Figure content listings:
—————

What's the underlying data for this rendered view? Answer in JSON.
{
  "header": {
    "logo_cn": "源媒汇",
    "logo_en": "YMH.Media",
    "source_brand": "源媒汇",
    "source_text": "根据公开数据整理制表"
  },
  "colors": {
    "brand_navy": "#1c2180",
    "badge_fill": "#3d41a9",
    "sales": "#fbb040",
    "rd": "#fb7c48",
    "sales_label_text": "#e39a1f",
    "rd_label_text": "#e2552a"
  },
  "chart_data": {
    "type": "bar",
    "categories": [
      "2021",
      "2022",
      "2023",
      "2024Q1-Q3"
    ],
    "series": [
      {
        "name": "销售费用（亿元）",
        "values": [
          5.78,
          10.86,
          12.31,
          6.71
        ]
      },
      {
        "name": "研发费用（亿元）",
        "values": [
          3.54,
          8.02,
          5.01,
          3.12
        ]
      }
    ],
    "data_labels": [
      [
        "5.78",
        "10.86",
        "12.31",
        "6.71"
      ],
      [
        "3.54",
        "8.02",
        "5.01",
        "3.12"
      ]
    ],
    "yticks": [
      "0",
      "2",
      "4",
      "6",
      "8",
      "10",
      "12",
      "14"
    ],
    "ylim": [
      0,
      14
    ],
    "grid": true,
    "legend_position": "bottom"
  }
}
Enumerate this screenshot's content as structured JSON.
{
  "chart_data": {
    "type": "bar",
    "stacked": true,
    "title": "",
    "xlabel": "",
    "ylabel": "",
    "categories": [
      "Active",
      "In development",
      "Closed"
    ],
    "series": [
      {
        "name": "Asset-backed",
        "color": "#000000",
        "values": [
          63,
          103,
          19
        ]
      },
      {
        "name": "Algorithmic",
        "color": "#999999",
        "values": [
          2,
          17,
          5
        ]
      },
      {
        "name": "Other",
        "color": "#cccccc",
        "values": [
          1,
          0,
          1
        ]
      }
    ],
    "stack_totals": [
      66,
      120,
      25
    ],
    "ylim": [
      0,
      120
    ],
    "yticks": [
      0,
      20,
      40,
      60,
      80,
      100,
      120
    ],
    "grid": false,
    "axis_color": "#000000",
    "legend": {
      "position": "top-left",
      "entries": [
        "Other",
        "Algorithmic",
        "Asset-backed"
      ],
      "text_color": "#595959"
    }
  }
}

—————

Problem: Copy all the entries verbatim.

Response:
What's the underlying data for this rendered view? Answer in JSON.
{
  "header": {
    "logo_cn": "源媒汇",
    "logo_en": "YMH.Media",
    "source_brand": "源媒汇",
    "source_text": "根据公开数据整理制表"
  },
  "colors": {
    "brand_navy": "#1c2180",
    "badge_fill": "#3d41a9",
    "sales": "#fbb040",
    "rd": "#fb7c48",
    "sales_label_text": "#e39a1f",
    "rd_label_text": "#e2552a"
  },
  "chart_data": {
    "type": "bar",
    "categories": [
      "2021",
      "2022",
      "2023",
      "2024Q1-Q3"
    ],
    "series": [
      {
        "name": "销售费用（亿元）",
        "values": [
          5.78,
          10.86,
          12.31,
          6.71
        ]
      },
      {
        "name": "研发费用（亿元）",
        "values": [
          3.54,
          8.02,
          5.01,
          3.12
        ]
      }
    ],
    "data_labels": [
      [
        "5.78",
        "10.86",
        "12.31",
        "6.71"
      ],
      [
        "3.54",
        "8.02",
        "5.01",
        "3.12"
      ]
    ],
    "yticks": [
      "0",
      "2",
      "4",
      "6",
      "8",
      "10",
      "12",
      "14"
    ],
    "ylim": [
      0,
      14
    ],
    "grid": true,
    "legend_position": "bottom"
  }
}
Enumerate this screenshot's content as structured JSON.
{
  "chart_data": {
    "type": "bar",
    "stacked": true,
    "title": "",
    "xlabel": "",
    "ylabel": "",
    "categories": [
      "Active",
      "In development",
      "Closed"
    ],
    "series": [
      {
        "name": "Asset-backed",
        "color": "#000000",
        "values": [
          63,
          103,
          19
        ]
      },
      {
        "name": "Algorithmic",
        "color": "#999999",
        "values": [
          2,
          17,
          5
        ]
      },
      {
        "name": "Other",
        "color": "#cccccc",
        "values": [
          1,
          0,
          1
        ]
      }
    ],
    "stack_totals": [
      66,
      120,
      25
    ],
    "ylim": [
      0,
      120
    ],
    "yticks": [
      0,
      20,
      40,
      60,
      80,
      100,
      120
    ],
    "grid": false,
    "axis_color": "#000000",
    "legend": {
      "position": "top-left",
      "entries": [
        "Other",
        "Algorithmic",
        "Asset-backed"
      ],
      "text_color": "#595959"
    }
  }
}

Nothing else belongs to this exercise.